(Data entries)
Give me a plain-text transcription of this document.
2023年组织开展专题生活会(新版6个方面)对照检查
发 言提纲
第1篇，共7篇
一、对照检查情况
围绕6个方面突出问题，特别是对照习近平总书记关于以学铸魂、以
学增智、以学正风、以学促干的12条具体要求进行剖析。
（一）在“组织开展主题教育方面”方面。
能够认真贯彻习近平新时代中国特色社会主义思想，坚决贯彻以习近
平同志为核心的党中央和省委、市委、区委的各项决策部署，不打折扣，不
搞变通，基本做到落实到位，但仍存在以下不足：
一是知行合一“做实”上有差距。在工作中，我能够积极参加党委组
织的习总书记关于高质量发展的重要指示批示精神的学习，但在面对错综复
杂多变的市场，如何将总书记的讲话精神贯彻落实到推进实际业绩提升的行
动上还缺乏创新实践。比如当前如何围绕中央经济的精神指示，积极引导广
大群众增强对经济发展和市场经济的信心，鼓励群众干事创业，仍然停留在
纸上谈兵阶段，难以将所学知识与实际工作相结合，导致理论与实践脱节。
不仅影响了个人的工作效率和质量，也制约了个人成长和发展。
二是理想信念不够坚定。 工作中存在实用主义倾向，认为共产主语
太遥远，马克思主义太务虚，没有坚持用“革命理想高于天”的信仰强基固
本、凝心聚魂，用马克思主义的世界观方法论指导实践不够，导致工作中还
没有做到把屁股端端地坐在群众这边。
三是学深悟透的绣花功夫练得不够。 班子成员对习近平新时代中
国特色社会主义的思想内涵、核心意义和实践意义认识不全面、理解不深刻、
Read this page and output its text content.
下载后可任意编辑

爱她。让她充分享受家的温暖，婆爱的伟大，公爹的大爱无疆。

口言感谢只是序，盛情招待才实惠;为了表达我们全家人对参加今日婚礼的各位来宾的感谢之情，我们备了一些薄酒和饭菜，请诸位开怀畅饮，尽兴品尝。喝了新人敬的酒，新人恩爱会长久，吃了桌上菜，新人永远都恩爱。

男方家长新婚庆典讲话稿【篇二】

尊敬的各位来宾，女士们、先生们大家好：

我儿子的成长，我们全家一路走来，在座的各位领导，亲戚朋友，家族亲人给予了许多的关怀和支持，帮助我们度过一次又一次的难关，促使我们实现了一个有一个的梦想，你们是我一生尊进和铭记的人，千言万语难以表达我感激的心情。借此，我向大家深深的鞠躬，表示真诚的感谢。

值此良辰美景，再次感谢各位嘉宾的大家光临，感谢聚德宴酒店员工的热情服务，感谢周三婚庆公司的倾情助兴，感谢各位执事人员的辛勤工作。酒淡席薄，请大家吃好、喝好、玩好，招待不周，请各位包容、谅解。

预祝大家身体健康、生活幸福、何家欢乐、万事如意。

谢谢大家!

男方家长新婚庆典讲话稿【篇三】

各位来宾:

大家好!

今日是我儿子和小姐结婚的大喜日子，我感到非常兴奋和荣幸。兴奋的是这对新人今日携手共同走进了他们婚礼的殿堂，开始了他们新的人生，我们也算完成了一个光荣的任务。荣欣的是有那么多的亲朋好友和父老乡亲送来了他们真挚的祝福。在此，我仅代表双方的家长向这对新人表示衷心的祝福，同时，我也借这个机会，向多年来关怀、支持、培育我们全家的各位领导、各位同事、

◆ Stated goal
In the records, locate each line holding the string "text" and copy it.

◆ Complete answer
Give me a plain-text transcription of this document.
Read this page and output its text content.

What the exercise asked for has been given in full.